## [Instructions for the task]
Exactly reproduce each record listed below.

** start of Records provided **

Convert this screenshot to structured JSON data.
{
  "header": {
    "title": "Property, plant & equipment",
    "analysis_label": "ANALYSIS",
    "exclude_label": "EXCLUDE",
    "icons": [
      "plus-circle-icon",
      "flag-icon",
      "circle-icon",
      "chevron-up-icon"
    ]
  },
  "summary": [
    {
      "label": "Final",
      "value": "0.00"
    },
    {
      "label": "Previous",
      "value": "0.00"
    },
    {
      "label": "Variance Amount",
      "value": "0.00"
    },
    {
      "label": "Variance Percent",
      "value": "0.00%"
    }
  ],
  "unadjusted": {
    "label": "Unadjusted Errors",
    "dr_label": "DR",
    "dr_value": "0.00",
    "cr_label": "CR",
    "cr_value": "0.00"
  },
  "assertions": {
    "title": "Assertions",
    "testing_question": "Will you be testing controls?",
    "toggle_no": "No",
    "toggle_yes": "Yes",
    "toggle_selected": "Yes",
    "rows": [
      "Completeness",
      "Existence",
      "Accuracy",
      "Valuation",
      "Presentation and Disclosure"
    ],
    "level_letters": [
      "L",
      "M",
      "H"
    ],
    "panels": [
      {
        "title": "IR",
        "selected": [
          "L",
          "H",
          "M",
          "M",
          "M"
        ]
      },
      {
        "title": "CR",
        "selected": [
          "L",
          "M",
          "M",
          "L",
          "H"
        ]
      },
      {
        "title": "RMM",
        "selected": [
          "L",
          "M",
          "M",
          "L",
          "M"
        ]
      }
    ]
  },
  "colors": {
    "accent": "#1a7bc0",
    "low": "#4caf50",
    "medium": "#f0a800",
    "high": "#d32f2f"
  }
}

** end of Records provided **

## [Response to this task]
Convert this screenshot to structured JSON data.
{
  "header": {
    "title": "Property, plant & equipment",
    "analysis_label": "ANALYSIS",
    "exclude_label": "EXCLUDE",
    "icons": [
      "plus-circle-icon",
      "flag-icon",
      "circle-icon",
      "chevron-up-icon"
    ]
  },
  "summary": [
    {
      "label": "Final",
      "value": "0.00"
    },
    {
      "label": "Previous",
      "value": "0.00"
    },
    {
      "label": "Variance Amount",
      "value": "0.00"
    },
    {
      "label": "Variance Percent",
      "value": "0.00%"
    }
  ],
  "unadjusted": {
    "label": "Unadjusted Errors",
    "dr_label": "DR",
    "dr_value": "0.00",
    "cr_label": "CR",
    "cr_value": "0.00"
  },
  "assertions": {
    "title": "Assertions",
    "testing_question": "Will you be testing controls?",
    "toggle_no": "No",
    "toggle_yes": "Yes",
    "toggle_selected": "Yes",
    "rows": [
      "Completeness",
      "Existence",
      "Accuracy",
      "Valuation",
      "Presentation and Disclosure"
    ],
    "level_letters": [
      "L",
      "M",
      "H"
    ],
    "panels": [
      {
        "title": "IR",
        "selected": [
          "L",
          "H",
          "M",
          "M",
          "M"
        ]
      },
      {
        "title": "CR",
        "selected": [
          "L",
          "M",
          "M",
          "L",
          "H"
        ]
      },
      {
        "title": "RMM",
        "selected": [
          "L",
          "M",
          "M",
          "L",
          "M"
        ]
      }
    ]
  },
  "colors": {
    "accent": "#1a7bc0",
    "low": "#4caf50",
    "medium": "#f0a800",
    "high": "#d32f2f"
  }
}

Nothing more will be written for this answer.